» Records shown:
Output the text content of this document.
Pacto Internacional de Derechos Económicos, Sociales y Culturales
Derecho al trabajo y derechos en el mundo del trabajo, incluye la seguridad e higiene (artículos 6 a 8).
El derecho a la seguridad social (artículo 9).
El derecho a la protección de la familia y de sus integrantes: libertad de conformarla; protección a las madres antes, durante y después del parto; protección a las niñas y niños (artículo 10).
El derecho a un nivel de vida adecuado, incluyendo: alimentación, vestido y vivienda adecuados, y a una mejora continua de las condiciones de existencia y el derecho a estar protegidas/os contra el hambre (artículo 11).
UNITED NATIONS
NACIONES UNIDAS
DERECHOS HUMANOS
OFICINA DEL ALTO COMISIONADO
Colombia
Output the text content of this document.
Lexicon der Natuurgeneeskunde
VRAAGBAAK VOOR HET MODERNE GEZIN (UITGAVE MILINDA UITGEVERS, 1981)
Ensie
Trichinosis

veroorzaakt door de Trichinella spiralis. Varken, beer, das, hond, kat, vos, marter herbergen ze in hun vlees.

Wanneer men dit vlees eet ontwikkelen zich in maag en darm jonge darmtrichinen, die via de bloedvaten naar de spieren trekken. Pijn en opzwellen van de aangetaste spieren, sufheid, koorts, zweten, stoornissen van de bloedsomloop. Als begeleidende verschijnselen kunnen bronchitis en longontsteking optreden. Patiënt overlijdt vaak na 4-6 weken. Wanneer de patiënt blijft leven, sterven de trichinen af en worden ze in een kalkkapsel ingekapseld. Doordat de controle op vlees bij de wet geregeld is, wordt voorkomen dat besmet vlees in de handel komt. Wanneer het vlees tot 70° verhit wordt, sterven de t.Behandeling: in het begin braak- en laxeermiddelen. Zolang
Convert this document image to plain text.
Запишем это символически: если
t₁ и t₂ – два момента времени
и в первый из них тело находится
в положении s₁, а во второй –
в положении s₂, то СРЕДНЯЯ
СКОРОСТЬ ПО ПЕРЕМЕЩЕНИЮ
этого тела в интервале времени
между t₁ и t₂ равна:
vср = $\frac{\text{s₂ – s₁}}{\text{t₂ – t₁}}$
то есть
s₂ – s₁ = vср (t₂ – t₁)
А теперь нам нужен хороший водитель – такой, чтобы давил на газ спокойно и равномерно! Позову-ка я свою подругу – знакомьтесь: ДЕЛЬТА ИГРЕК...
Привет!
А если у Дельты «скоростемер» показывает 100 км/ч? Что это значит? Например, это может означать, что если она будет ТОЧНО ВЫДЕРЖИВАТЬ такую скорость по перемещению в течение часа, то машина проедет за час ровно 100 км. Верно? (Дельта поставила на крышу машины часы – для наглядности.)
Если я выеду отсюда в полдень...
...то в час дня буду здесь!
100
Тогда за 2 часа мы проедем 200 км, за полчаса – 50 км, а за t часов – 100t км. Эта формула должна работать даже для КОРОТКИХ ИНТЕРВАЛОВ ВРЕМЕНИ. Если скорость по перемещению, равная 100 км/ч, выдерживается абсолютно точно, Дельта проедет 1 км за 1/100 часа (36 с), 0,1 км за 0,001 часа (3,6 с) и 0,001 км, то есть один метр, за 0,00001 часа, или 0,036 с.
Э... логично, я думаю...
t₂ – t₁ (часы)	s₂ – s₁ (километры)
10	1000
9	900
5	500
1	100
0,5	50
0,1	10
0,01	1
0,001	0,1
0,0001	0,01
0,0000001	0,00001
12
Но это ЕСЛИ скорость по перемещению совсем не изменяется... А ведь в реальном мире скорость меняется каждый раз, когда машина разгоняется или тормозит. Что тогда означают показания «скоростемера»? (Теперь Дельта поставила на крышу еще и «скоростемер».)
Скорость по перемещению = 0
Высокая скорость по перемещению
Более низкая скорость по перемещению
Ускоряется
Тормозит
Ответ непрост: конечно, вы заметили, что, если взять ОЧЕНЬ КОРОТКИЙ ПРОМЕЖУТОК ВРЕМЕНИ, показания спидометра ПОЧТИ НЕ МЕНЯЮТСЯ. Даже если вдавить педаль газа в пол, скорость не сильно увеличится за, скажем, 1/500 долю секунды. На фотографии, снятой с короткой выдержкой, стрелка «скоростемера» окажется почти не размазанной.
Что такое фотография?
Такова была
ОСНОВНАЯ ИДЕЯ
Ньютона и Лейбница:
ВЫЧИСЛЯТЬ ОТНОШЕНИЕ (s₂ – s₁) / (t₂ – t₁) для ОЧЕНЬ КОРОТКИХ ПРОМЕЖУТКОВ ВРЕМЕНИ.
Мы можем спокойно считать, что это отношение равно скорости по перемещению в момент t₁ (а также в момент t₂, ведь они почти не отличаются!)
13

» Task description:
Return each entry from the material above exactly as it appears.

» Expected output:
Output the text content of this document.
Pacto Internacional de Derechos Económicos, Sociales y Culturales
Derecho al trabajo y derechos en el mundo del trabajo, incluye la seguridad e higiene (artículos 6 a 8).
El derecho a la seguridad social (artículo 9).
El derecho a la protección de la familia y de sus integrantes: libertad de conformarla; protección a las madres antes, durante y después del parto; protección a las niñas y niños (artículo 10).
El derecho a un nivel de vida adecuado, incluyendo: alimentación, vestido y vivienda adecuados, y a una mejora continua de las condiciones de existencia y el derecho a estar protegidas/os contra el hambre (artículo 11).
UNITED NATIONS
NACIONES UNIDAS
DERECHOS HUMANOS
OFICINA DEL ALTO COMISIONADO
Colombia
Output the text content of this document.
Lexicon der Natuurgeneeskunde
VRAAGBAAK VOOR HET MODERNE GEZIN (UITGAVE MILINDA UITGEVERS, 1981)
Ensie
Trichinosis

veroorzaakt door de Trichinella spiralis. Varken, beer, das, hond, kat, vos, marter herbergen ze in hun vlees.

Wanneer men dit vlees eet ontwikkelen zich in maag en darm jonge darmtrichinen, die via de bloedvaten naar de spieren trekken. Pijn en opzwellen van de aangetaste spieren, sufheid, koorts, zweten, stoornissen van de bloedsomloop. Als begeleidende verschijnselen kunnen bronchitis en longontsteking optreden. Patiënt overlijdt vaak na 4-6 weken. Wanneer de patiënt blijft leven, sterven de trichinen af en worden ze in een kalkkapsel ingekapseld. Doordat de controle op vlees bij de wet geregeld is, wordt voorkomen dat besmet vlees in de handel komt. Wanneer het vlees tot 70° verhit wordt, sterven de t.Behandeling: in het begin braak- en laxeermiddelen. Zolang
Convert this document image to plain text.
Запишем это символически: если
t₁ и t₂ – два момента времени
и в первый из них тело находится
в положении s₁, а во второй –
в положении s₂, то СРЕДНЯЯ
СКОРОСТЬ ПО ПЕРЕМЕЩЕНИЮ
этого тела в интервале времени
между t₁ и t₂ равна:
vср = $\frac{\text{s₂ – s₁}}{\text{t₂ – t₁}}$
то есть
s₂ – s₁ = vср (t₂ – t₁)
А теперь нам нужен хороший водитель – такой, чтобы давил на газ спокойно и равномерно! Позову-ка я свою подругу – знакомьтесь: ДЕЛЬТА ИГРЕК...
Привет!
А если у Дельты «скоростемер» показывает 100 км/ч? Что это значит? Например, это может означать, что если она будет ТОЧНО ВЫДЕРЖИВАТЬ такую скорость по перемещению в течение часа, то машина проедет за час ровно 100 км. Верно? (Дельта поставила на крышу машины часы – для наглядности.)
Если я выеду отсюда в полдень...
...то в час дня буду здесь!
100
Тогда за 2 часа мы проедем 200 км, за полчаса – 50 км, а за t часов – 100t км. Эта формула должна работать даже для КОРОТКИХ ИНТЕРВАЛОВ ВРЕМЕНИ. Если скорость по перемещению, равная 100 км/ч, выдерживается абсолютно точно, Дельта проедет 1 км за 1/100 часа (36 с), 0,1 км за 0,001 часа (3,6 с) и 0,001 км, то есть один метр, за 0,00001 часа, или 0,036 с.
Э... логично, я думаю...
t₂ – t₁ (часы)	s₂ – s₁ (километры)
10	1000
9	900
5	500
1	100
0,5	50
0,1	10
0,01	1
0,001	0,1
0,0001	0,01
0,0000001	0,00001
12
Но это ЕСЛИ скорость по перемещению совсем не изменяется... А ведь в реальном мире скорость меняется каждый раз, когда машина разгоняется или тормозит. Что тогда означают показания «скоростемера»? (Теперь Дельта поставила на крышу еще и «скоростемер».)
Скорость по перемещению = 0
Высокая скорость по перемещению
Более низкая скорость по перемещению
Ускоряется
Тормозит
Ответ непрост: конечно, вы заметили, что, если взять ОЧЕНЬ КОРОТКИЙ ПРОМЕЖУТОК ВРЕМЕНИ, показания спидометра ПОЧТИ НЕ МЕНЯЮТСЯ. Даже если вдавить педаль газа в пол, скорость не сильно увеличится за, скажем, 1/500 долю секунды. На фотографии, снятой с короткой выдержкой, стрелка «скоростемера» окажется почти не размазанной.
Что такое фотография?
Такова была
ОСНОВНАЯ ИДЕЯ
Ньютона и Лейбница:
ВЫЧИСЛЯТЬ ОТНОШЕНИЕ (s₂ – s₁) / (t₂ – t₁) для ОЧЕНЬ КОРОТКИХ ПРОМЕЖУТКОВ ВРЕМЕНИ.
Мы можем спокойно считать, что это отношение равно скорости по перемещению в момент t₁ (а также в момент t₂, ведь они почти не отличаются!)
13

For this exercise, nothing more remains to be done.